Where a line in the listing below contains the word "this", copy that line.

— start of Record list —

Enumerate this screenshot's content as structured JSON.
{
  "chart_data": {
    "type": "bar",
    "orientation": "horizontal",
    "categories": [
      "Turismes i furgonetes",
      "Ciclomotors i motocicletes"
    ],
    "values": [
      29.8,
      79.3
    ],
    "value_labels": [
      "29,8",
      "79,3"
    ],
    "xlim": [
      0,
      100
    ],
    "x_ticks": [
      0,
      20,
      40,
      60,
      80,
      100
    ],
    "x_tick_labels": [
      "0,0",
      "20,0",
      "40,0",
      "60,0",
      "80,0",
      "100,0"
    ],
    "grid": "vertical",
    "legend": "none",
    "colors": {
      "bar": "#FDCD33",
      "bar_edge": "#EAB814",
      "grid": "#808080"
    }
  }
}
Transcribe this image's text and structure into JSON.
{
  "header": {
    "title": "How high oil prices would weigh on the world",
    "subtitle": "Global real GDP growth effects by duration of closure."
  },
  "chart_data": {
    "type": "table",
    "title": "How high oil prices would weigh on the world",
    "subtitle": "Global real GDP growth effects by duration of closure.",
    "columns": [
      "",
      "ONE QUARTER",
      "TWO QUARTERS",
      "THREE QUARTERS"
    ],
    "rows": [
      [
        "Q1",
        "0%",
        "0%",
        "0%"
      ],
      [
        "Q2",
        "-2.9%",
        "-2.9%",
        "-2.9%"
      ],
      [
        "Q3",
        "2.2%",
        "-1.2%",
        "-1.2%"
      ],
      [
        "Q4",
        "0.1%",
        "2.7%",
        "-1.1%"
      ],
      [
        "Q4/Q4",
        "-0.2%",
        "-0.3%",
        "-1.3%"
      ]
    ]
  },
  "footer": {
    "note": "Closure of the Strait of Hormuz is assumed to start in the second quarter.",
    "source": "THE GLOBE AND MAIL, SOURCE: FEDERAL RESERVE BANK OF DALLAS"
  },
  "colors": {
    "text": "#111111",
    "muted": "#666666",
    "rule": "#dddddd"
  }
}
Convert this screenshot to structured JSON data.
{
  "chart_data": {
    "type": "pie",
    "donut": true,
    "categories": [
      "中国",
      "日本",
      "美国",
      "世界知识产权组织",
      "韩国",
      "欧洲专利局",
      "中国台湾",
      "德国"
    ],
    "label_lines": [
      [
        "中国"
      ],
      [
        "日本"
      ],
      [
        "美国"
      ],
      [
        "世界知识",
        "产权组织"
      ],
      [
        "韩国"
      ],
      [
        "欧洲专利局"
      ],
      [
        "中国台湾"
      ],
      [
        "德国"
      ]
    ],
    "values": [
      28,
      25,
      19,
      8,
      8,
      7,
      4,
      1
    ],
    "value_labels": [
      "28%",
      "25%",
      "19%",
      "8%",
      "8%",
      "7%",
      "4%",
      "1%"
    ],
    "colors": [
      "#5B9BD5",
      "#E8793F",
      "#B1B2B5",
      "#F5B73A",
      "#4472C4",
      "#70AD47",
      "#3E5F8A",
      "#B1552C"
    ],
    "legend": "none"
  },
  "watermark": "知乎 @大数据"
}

— end of Record list —
— start of Record list —

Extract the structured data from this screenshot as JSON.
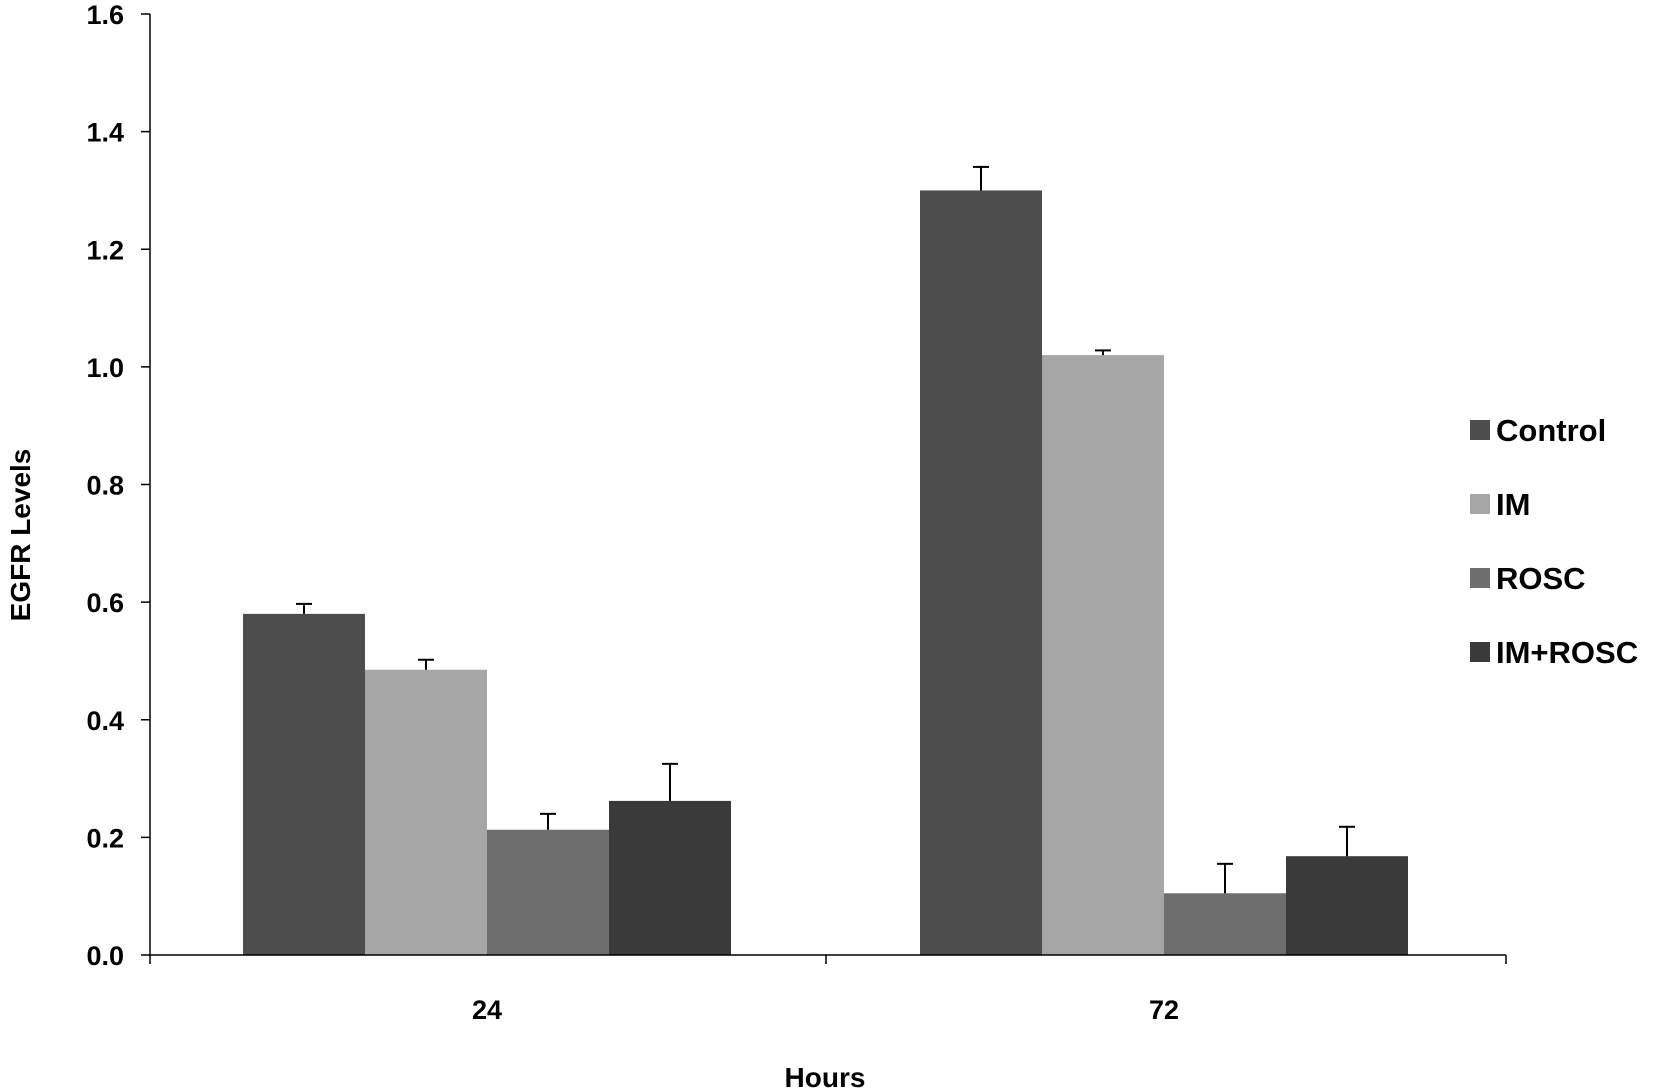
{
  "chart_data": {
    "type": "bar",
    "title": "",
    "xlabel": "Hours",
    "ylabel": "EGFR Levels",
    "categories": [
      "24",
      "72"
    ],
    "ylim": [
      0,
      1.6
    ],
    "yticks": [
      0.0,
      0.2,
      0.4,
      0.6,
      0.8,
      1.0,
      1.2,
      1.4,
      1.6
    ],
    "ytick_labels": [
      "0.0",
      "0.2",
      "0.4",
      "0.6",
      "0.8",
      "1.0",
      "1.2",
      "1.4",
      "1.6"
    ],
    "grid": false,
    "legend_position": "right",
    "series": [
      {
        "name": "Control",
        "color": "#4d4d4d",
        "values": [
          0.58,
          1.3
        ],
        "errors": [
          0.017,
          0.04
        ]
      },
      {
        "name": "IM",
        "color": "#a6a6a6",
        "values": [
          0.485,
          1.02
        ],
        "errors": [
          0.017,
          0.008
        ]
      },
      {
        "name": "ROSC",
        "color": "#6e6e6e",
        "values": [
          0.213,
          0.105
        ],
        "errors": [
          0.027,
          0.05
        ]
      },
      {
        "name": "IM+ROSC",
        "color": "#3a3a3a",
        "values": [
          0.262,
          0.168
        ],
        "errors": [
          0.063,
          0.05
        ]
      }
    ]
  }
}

— end of Record list —
— start of Record list —

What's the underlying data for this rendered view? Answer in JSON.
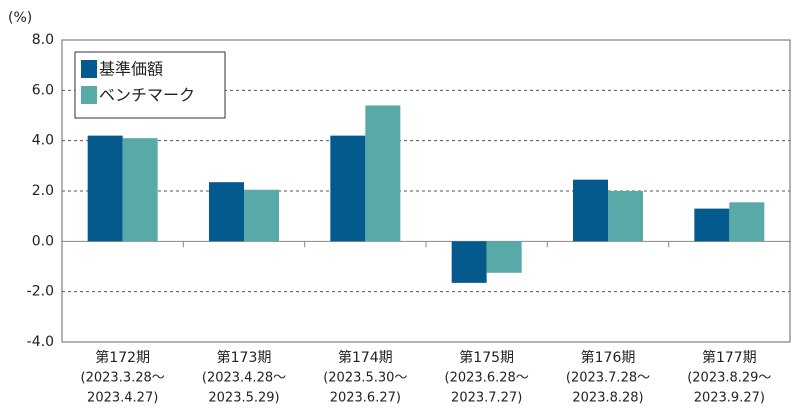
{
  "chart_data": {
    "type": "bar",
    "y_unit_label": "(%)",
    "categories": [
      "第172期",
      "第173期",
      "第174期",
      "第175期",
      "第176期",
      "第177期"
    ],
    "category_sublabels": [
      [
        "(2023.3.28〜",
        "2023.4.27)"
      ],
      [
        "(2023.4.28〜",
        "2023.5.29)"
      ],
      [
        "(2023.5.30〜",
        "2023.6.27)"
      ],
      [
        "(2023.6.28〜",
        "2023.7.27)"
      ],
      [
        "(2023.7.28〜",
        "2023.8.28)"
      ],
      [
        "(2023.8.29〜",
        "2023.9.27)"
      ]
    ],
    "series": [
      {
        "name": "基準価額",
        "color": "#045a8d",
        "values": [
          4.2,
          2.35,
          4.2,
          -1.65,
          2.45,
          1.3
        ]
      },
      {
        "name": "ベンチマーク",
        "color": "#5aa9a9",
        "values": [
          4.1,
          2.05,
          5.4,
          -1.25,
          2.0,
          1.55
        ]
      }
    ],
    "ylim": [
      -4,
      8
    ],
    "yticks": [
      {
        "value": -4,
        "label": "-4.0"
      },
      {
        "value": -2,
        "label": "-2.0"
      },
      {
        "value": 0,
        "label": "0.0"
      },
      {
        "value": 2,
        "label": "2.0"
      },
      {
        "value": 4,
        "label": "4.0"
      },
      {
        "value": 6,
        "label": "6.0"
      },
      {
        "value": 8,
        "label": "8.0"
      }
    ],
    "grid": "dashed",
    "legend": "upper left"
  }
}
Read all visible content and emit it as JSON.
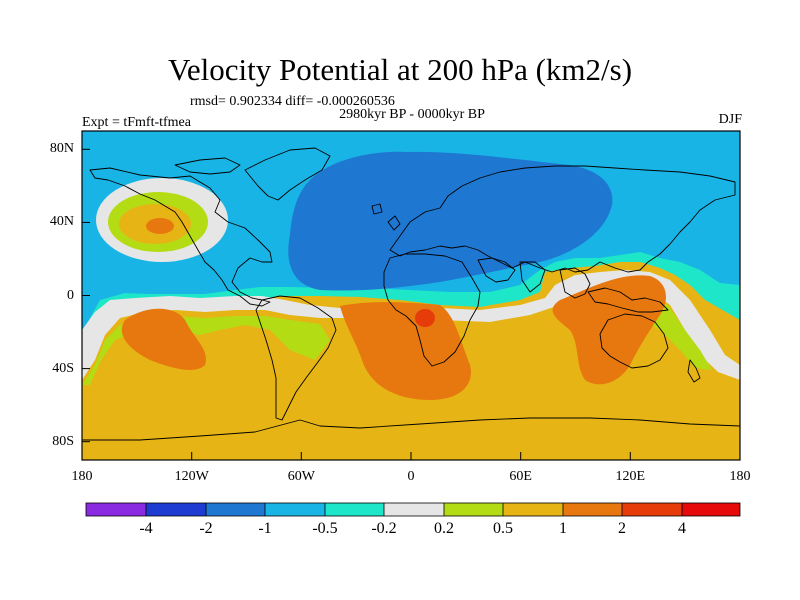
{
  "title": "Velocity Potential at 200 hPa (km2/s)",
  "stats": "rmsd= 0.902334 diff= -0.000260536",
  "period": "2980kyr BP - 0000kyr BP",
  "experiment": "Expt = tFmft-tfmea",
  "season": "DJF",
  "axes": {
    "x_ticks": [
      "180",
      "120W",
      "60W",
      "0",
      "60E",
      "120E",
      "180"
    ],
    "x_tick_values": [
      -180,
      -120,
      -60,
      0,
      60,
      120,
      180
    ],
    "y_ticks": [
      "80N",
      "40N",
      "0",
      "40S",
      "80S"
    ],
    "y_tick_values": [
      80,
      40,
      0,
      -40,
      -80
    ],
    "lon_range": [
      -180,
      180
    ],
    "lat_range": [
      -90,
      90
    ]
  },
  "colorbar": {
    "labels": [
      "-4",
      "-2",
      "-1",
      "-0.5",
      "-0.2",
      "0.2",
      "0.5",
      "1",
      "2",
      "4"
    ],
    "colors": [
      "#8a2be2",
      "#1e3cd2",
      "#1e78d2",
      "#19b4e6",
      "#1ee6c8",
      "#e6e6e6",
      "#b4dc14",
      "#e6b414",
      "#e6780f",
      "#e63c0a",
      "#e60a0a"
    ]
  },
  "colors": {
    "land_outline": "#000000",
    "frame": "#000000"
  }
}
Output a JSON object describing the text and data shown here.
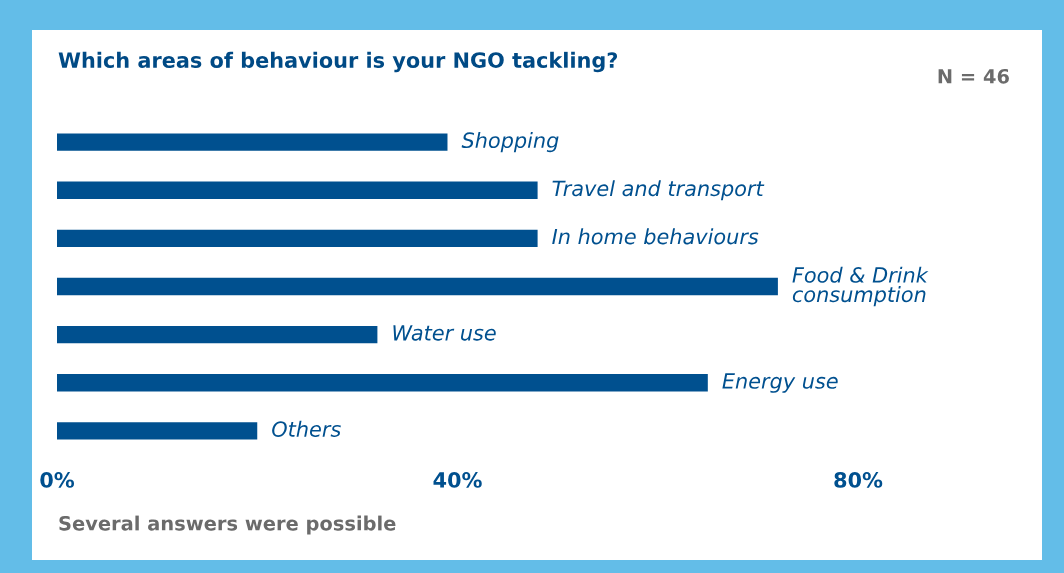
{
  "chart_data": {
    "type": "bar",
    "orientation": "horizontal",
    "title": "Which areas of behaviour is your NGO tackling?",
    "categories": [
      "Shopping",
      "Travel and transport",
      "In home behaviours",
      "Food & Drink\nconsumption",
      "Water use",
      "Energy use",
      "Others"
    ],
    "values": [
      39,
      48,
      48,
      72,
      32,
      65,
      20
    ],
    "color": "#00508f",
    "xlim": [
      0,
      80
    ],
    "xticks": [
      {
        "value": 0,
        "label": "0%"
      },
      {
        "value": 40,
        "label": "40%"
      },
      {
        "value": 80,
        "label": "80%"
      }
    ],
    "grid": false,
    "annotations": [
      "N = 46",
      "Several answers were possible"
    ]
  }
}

— end of Record list —

_Expected output_:
Enumerate this screenshot's content as structured JSON.
Transcribe this image's text and structure into JSON.
Convert this screenshot to structured JSON data.
Extract the structured data from this screenshot as JSON.
What's the underlying data for this rendered view? Answer in JSON.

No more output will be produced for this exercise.